++++ Data listing ++++
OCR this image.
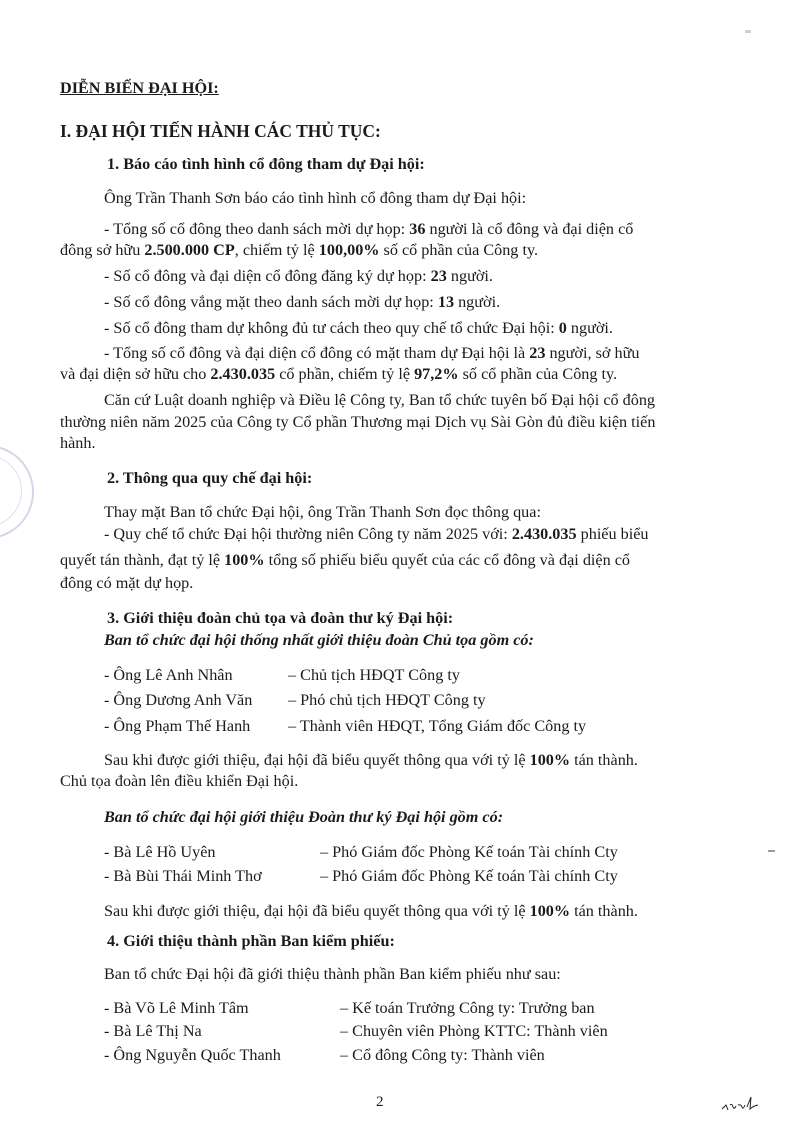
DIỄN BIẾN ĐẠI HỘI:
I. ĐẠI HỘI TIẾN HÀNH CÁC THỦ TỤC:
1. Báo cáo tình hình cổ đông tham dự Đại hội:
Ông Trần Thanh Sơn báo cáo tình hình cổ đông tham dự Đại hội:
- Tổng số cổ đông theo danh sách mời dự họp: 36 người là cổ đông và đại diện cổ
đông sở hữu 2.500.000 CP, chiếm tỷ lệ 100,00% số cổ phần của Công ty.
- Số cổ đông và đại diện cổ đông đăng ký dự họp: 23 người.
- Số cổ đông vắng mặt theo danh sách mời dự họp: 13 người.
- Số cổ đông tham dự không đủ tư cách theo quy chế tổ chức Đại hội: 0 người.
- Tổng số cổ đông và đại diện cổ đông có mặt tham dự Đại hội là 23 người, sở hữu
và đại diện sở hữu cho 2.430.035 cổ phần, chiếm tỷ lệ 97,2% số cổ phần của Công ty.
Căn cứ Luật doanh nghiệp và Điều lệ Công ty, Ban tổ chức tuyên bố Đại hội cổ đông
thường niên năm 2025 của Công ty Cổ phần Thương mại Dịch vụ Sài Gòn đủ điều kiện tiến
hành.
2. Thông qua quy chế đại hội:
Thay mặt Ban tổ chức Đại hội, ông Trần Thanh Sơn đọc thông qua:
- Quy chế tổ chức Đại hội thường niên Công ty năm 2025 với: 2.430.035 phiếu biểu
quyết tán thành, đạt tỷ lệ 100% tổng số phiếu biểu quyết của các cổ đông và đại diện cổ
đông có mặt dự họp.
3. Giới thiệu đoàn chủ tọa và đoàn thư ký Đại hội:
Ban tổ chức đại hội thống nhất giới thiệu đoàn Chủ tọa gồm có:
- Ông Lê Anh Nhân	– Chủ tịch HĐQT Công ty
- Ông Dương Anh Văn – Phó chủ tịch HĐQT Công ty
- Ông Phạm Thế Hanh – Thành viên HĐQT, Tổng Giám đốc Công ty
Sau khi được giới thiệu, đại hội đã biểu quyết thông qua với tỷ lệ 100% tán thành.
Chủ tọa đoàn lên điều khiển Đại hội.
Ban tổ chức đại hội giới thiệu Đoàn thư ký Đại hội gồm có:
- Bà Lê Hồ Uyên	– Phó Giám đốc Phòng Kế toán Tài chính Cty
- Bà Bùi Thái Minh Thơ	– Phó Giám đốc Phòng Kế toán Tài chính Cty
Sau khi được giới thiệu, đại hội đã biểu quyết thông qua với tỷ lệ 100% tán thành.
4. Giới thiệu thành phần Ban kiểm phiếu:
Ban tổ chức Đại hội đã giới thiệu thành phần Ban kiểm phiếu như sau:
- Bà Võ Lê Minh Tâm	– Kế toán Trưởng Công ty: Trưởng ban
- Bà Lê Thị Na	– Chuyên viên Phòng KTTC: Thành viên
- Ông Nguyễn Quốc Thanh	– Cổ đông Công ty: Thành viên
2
++++
What the task asks - Pictures in the records above are not copied; print everything else exactly.

Answer to this problem -
OCR this image.
DIỄN BIẾN ĐẠI HỘI:
I. ĐẠI HỘI TIẾN HÀNH CÁC THỦ TỤC:
1. Báo cáo tình hình cổ đông tham dự Đại hội:
Ông Trần Thanh Sơn báo cáo tình hình cổ đông tham dự Đại hội:
- Tổng số cổ đông theo danh sách mời dự họp: 36 người là cổ đông và đại diện cổ
đông sở hữu 2.500.000 CP, chiếm tỷ lệ 100,00% số cổ phần của Công ty.
- Số cổ đông và đại diện cổ đông đăng ký dự họp: 23 người.
- Số cổ đông vắng mặt theo danh sách mời dự họp: 13 người.
- Số cổ đông tham dự không đủ tư cách theo quy chế tổ chức Đại hội: 0 người.
- Tổng số cổ đông và đại diện cổ đông có mặt tham dự Đại hội là 23 người, sở hữu
và đại diện sở hữu cho 2.430.035 cổ phần, chiếm tỷ lệ 97,2% số cổ phần của Công ty.
Căn cứ Luật doanh nghiệp và Điều lệ Công ty, Ban tổ chức tuyên bố Đại hội cổ đông
thường niên năm 2025 của Công ty Cổ phần Thương mại Dịch vụ Sài Gòn đủ điều kiện tiến
hành.
2. Thông qua quy chế đại hội:
Thay mặt Ban tổ chức Đại hội, ông Trần Thanh Sơn đọc thông qua:
- Quy chế tổ chức Đại hội thường niên Công ty năm 2025 với: 2.430.035 phiếu biểu
quyết tán thành, đạt tỷ lệ 100% tổng số phiếu biểu quyết của các cổ đông và đại diện cổ
đông có mặt dự họp.
3. Giới thiệu đoàn chủ tọa và đoàn thư ký Đại hội:
Ban tổ chức đại hội thống nhất giới thiệu đoàn Chủ tọa gồm có:
- Ông Lê Anh Nhân	– Chủ tịch HĐQT Công ty
- Ông Dương Anh Văn – Phó chủ tịch HĐQT Công ty
- Ông Phạm Thế Hanh – Thành viên HĐQT, Tổng Giám đốc Công ty
Sau khi được giới thiệu, đại hội đã biểu quyết thông qua với tỷ lệ 100% tán thành.
Chủ tọa đoàn lên điều khiển Đại hội.
Ban tổ chức đại hội giới thiệu Đoàn thư ký Đại hội gồm có:
- Bà Lê Hồ Uyên	– Phó Giám đốc Phòng Kế toán Tài chính Cty
- Bà Bùi Thái Minh Thơ	– Phó Giám đốc Phòng Kế toán Tài chính Cty
Sau khi được giới thiệu, đại hội đã biểu quyết thông qua với tỷ lệ 100% tán thành.
4. Giới thiệu thành phần Ban kiểm phiếu:
Ban tổ chức Đại hội đã giới thiệu thành phần Ban kiểm phiếu như sau:
- Bà Võ Lê Minh Tâm	– Kế toán Trưởng Công ty: Trưởng ban
- Bà Lê Thị Na	– Chuyên viên Phòng KTTC: Thành viên
- Ông Nguyễn Quốc Thanh	– Cổ đông Công ty: Thành viên
2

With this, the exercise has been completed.